What you are asked to do — Set down the material below in full, matching it exactly.

Input material —
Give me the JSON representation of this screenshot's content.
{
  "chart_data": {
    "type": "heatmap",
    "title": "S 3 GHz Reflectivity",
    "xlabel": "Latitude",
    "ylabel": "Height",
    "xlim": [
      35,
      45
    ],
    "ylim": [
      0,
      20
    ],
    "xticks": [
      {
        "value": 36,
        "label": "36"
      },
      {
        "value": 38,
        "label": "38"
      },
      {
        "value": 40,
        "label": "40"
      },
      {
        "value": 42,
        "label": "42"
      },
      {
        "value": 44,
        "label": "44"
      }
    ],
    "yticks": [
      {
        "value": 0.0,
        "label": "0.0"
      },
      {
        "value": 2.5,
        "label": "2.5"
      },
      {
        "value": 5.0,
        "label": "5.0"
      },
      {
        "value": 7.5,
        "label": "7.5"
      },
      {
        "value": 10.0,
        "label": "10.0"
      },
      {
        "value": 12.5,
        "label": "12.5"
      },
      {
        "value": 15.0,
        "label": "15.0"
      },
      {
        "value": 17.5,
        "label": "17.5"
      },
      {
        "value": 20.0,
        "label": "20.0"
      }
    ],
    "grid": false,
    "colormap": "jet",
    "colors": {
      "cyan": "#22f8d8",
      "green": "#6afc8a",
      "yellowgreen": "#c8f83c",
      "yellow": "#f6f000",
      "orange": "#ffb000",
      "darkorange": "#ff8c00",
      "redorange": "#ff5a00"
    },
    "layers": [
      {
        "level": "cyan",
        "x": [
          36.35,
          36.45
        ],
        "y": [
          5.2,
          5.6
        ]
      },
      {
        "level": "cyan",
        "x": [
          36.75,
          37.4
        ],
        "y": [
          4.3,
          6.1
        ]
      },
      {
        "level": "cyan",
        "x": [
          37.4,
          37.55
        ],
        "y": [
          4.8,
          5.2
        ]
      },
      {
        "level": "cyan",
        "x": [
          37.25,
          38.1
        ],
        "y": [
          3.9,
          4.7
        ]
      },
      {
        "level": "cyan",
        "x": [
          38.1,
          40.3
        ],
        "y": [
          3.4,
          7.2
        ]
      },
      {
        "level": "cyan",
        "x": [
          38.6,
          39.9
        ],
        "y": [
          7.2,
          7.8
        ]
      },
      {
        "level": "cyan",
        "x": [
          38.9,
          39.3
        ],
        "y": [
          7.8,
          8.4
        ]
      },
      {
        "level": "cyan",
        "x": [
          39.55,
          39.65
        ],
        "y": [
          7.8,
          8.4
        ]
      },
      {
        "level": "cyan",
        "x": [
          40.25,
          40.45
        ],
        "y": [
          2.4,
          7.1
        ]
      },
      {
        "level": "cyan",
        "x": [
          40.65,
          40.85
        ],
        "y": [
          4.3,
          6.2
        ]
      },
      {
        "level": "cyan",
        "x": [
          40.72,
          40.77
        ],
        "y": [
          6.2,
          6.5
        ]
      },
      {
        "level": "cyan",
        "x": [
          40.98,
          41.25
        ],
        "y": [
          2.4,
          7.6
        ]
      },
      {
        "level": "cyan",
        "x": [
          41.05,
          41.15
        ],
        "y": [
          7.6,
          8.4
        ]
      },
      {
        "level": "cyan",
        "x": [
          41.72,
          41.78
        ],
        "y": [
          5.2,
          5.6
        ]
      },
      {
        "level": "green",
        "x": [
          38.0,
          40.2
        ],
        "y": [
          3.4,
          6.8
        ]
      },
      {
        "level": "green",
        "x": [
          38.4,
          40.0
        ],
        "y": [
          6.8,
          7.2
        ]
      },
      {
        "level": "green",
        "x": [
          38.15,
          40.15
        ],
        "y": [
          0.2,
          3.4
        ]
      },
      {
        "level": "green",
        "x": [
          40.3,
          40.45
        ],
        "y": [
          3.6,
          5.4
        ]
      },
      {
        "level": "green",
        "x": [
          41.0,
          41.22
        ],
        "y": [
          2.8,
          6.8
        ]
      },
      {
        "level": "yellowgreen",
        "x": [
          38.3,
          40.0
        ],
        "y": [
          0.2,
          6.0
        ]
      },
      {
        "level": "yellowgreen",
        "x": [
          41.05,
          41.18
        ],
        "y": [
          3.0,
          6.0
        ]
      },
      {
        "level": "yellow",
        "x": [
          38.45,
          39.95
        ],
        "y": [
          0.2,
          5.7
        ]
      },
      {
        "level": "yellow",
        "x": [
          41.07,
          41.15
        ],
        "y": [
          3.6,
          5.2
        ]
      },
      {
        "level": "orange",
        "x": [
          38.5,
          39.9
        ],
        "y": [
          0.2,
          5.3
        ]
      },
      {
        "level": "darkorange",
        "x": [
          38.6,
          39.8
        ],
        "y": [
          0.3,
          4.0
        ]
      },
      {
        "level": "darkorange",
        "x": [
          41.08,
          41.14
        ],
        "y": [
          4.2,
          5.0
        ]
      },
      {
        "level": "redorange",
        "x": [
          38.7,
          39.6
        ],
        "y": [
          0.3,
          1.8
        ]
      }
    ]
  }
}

Solution —
Give me the JSON representation of this screenshot's content.
{
  "chart_data": {
    "type": "heatmap",
    "title": "S 3 GHz Reflectivity",
    "xlabel": "Latitude",
    "ylabel": "Height",
    "xlim": [
      35,
      45
    ],
    "ylim": [
      0,
      20
    ],
    "xticks": [
      {
        "value": 36,
        "label": "36"
      },
      {
        "value": 38,
        "label": "38"
      },
      {
        "value": 40,
        "label": "40"
      },
      {
        "value": 42,
        "label": "42"
      },
      {
        "value": 44,
        "label": "44"
      }
    ],
    "yticks": [
      {
        "value": 0.0,
        "label": "0.0"
      },
      {
        "value": 2.5,
        "label": "2.5"
      },
      {
        "value": 5.0,
        "label": "5.0"
      },
      {
        "value": 7.5,
        "label": "7.5"
      },
      {
        "value": 10.0,
        "label": "10.0"
      },
      {
        "value": 12.5,
        "label": "12.5"
      },
      {
        "value": 15.0,
        "label": "15.0"
      },
      {
        "value": 17.5,
        "label": "17.5"
      },
      {
        "value": 20.0,
        "label": "20.0"
      }
    ],
    "grid": false,
    "colormap": "jet",
    "colors": {
      "cyan": "#22f8d8",
      "green": "#6afc8a",
      "yellowgreen": "#c8f83c",
      "yellow": "#f6f000",
      "orange": "#ffb000",
      "darkorange": "#ff8c00",
      "redorange": "#ff5a00"
    },
    "layers": [
      {
        "level": "cyan",
        "x": [
          36.35,
          36.45
        ],
        "y": [
          5.2,
          5.6
        ]
      },
      {
        "level": "cyan",
        "x": [
          36.75,
          37.4
        ],
        "y": [
          4.3,
          6.1
        ]
      },
      {
        "level": "cyan",
        "x": [
          37.4,
          37.55
        ],
        "y": [
          4.8,
          5.2
        ]
      },
      {
        "level": "cyan",
        "x": [
          37.25,
          38.1
        ],
        "y": [
          3.9,
          4.7
        ]
      },
      {
        "level": "cyan",
        "x": [
          38.1,
          40.3
        ],
        "y": [
          3.4,
          7.2
        ]
      },
      {
        "level": "cyan",
        "x": [
          38.6,
          39.9
        ],
        "y": [
          7.2,
          7.8
        ]
      },
      {
        "level": "cyan",
        "x": [
          38.9,
          39.3
        ],
        "y": [
          7.8,
          8.4
        ]
      },
      {
        "level": "cyan",
        "x": [
          39.55,
          39.65
        ],
        "y": [
          7.8,
          8.4
        ]
      },
      {
        "level": "cyan",
        "x": [
          40.25,
          40.45
        ],
        "y": [
          2.4,
          7.1
        ]
      },
      {
        "level": "cyan",
        "x": [
          40.65,
          40.85
        ],
        "y": [
          4.3,
          6.2
        ]
      },
      {
        "level": "cyan",
        "x": [
          40.72,
          40.77
        ],
        "y": [
          6.2,
          6.5
        ]
      },
      {
        "level": "cyan",
        "x": [
          40.98,
          41.25
        ],
        "y": [
          2.4,
          7.6
        ]
      },
      {
        "level": "cyan",
        "x": [
          41.05,
          41.15
        ],
        "y": [
          7.6,
          8.4
        ]
      },
      {
        "level": "cyan",
        "x": [
          41.72,
          41.78
        ],
        "y": [
          5.2,
          5.6
        ]
      },
      {
        "level": "green",
        "x": [
          38.0,
          40.2
        ],
        "y": [
          3.4,
          6.8
        ]
      },
      {
        "level": "green",
        "x": [
          38.4,
          40.0
        ],
        "y": [
          6.8,
          7.2
        ]
      },
      {
        "level": "green",
        "x": [
          38.15,
          40.15
        ],
        "y": [
          0.2,
          3.4
        ]
      },
      {
        "level": "green",
        "x": [
          40.3,
          40.45
        ],
        "y": [
          3.6,
          5.4
        ]
      },
      {
        "level": "green",
        "x": [
          41.0,
          41.22
        ],
        "y": [
          2.8,
          6.8
        ]
      },
      {
        "level": "yellowgreen",
        "x": [
          38.3,
          40.0
        ],
        "y": [
          0.2,
          6.0
        ]
      },
      {
        "level": "yellowgreen",
        "x": [
          41.05,
          41.18
        ],
        "y": [
          3.0,
          6.0
        ]
      },
      {
        "level": "yellow",
        "x": [
          38.45,
          39.95
        ],
        "y": [
          0.2,
          5.7
        ]
      },
      {
        "level": "yellow",
        "x": [
          41.07,
          41.15
        ],
        "y": [
          3.6,
          5.2
        ]
      },
      {
        "level": "orange",
        "x": [
          38.5,
          39.9
        ],
        "y": [
          0.2,
          5.3
        ]
      },
      {
        "level": "darkorange",
        "x": [
          38.6,
          39.8
        ],
        "y": [
          0.3,
          4.0
        ]
      },
      {
        "level": "darkorange",
        "x": [
          41.08,
          41.14
        ],
        "y": [
          4.2,
          5.0
        ]
      },
      {
        "level": "redorange",
        "x": [
          38.7,
          39.6
        ],
        "y": [
          0.3,
          1.8
        ]
      }
    ]
  }
}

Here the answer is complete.